(Aufgabe)
Beantworten Sie anhand des folgenden Auszugs zum Umsatzsteuerbescheid diese Fragen:
1. Mit welchem Betrag wurde in den Bescheiden an das Konsortium die abziehbare Vorsteuer festgesetzt?
2. Welches Datum trägt der an die Beschwerdeführerin gerichtete Bescheid?
3. Wer erklärte laut der Berufung, dass die Korrektur zwischen der Sch. Gmbh und dem Konsortium auf dem Finanzkonto gleichzeitig erfolgen werde?

(Textauszug)
########################################

Das Finanzamt folgte den Feststellungen des Prüfers und erließ an das Konsortium entsprechende Bescheide betreffend die Festsetzung von Umsatzsteuervorauszahlungen für die Monate Mai und Oktober 1995, in denen die abziehbare Vorsteuer jeweils mit Null S festgesetzt wurde. Diese Bescheide wurden rechtskräftig.

Mit dem an die Beschwerdeführerin gerichteten Bescheid vom 13. März 1998 nahm das Finanzamt diese gemäß § 6 Abs 2 BAO als Gesamtschuldnerin für die noch aushaftenden Nachforderungen betreffend die Umsatzsteuervorauszahlungen des Konsortiums für die Monate Mai und Oktober 1995 in der Höhe von S 2.020.975,-- in Anspruch.

In der gegen diesen Bescheid erhobenen Berufung führte die Beschwerdeführerin aus, bei der an sie gerichteten Umsatzsteuernachforderung sei das Ermessen unzutreffend geübt worden. Es sei unbillig und widerspreche Treu und Glauben, wenn ihr, die grundsätzlich nur Lieferant der eigenen Produkte gewesen sei, nunmehr die Steuern des Konsortiums vorgeschrieben würden. Aus dem Sachverhalt ergebe sich, dass keine Verhältnismäßigkeit in der Risikozuweisung zwischen Finanzverwaltung und Steuerpflichtigem gegeben sei, wenn sie zur Zahlung der Umsatzsteuernachforderungen herangezogen werde, obwohl vom Prüfer im Rahmen der Umsatzsteuernachschau erklärt worden sei, dass die Korrektur zwischen der Sch. Gmbh und dem Konsortium auf dem Finanzkonto gleichzeitig erfolgen werde. Es sei ausdrücklich gesagt worden, dass sich bei dem Konsortium keine Saldoveränderung und daher auch kein Abgabenrückstand, wie er nun bestehe, ergeben dürfe.

########################################

(Einträge aus einer Sammlung)
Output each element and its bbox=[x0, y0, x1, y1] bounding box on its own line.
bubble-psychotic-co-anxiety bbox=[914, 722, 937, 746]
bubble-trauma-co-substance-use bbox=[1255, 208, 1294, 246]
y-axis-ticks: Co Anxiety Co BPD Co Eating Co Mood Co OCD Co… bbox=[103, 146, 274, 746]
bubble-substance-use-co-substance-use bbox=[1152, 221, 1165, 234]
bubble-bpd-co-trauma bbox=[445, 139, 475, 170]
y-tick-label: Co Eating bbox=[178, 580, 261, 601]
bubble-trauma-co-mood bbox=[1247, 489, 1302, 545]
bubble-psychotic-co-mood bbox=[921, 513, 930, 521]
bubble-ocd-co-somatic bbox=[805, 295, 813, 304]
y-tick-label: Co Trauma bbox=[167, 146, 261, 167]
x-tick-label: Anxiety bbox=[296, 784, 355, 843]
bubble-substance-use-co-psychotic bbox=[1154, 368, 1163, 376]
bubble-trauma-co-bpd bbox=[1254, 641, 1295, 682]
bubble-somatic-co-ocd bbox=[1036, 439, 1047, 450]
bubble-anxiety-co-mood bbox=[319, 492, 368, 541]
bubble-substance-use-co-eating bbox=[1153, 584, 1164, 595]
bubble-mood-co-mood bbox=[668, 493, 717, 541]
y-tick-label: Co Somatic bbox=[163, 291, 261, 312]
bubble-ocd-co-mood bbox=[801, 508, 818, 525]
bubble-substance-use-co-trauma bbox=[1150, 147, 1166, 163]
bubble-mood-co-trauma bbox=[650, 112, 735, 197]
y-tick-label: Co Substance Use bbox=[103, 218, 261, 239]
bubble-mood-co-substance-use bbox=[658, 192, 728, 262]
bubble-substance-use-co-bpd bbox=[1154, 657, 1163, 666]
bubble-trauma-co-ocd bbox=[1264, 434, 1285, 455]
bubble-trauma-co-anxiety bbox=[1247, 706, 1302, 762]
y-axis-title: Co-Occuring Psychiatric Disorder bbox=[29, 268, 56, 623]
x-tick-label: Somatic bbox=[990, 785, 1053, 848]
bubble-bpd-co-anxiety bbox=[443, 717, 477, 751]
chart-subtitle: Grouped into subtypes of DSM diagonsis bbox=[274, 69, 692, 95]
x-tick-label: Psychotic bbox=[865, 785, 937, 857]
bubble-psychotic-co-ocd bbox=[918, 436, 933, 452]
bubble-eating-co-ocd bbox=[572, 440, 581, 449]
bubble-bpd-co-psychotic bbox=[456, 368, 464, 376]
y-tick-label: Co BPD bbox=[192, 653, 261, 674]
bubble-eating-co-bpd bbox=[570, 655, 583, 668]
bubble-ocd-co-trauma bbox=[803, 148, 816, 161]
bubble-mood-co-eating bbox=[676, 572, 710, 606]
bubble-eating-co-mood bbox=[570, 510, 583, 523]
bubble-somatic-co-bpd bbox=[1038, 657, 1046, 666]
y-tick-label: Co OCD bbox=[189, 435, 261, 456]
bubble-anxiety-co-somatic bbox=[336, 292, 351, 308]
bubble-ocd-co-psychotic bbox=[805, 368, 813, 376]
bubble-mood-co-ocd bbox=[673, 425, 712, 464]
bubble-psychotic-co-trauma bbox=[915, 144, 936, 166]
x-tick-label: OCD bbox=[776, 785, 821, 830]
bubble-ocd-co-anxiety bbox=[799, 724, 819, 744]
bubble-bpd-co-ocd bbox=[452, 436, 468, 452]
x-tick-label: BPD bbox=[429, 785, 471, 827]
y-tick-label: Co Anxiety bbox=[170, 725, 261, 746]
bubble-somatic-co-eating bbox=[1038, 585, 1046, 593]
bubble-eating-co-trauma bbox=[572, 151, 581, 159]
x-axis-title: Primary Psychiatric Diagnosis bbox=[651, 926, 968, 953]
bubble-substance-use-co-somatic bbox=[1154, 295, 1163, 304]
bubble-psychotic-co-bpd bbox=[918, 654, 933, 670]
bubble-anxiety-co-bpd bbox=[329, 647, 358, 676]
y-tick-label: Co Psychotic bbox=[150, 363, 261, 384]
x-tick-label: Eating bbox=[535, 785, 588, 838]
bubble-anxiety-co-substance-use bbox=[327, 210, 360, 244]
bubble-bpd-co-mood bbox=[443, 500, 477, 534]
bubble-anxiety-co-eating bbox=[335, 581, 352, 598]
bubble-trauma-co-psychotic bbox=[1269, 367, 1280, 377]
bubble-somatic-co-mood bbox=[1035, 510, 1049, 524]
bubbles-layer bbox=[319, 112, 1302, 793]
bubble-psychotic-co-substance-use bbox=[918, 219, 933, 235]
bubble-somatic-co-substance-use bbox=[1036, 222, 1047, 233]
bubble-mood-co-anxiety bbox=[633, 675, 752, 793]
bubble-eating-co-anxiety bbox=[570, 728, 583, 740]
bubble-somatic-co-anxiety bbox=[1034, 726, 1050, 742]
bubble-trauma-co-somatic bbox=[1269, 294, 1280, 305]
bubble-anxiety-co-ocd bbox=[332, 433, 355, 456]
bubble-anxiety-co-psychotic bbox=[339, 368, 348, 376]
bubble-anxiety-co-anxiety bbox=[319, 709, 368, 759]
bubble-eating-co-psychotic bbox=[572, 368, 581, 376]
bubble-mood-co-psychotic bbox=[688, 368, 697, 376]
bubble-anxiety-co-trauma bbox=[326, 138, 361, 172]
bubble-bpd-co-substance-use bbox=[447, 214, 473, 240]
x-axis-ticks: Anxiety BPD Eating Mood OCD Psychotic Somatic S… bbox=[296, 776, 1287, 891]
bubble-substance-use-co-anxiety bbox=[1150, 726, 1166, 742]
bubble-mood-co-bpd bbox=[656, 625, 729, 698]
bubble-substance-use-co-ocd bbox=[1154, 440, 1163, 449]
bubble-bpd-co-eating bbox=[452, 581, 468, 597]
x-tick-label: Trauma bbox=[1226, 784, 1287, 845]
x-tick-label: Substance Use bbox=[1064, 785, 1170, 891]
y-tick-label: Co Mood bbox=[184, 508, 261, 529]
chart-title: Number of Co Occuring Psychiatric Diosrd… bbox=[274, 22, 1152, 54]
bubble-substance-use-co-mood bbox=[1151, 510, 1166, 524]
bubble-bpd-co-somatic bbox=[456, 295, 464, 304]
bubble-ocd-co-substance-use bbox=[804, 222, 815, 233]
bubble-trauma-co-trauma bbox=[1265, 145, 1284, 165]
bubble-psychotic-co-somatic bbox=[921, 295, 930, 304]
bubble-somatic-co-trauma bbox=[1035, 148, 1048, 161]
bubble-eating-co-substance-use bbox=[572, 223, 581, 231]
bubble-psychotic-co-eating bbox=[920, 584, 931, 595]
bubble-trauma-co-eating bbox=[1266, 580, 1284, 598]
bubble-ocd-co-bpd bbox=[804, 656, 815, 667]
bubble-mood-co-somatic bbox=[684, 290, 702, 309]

########################################

(Richtige Antwort)
1. Mit Null S.
2. 13. März 1998.
3. Der Prüfer, im Rahmen der Umsatzsteuernachschau.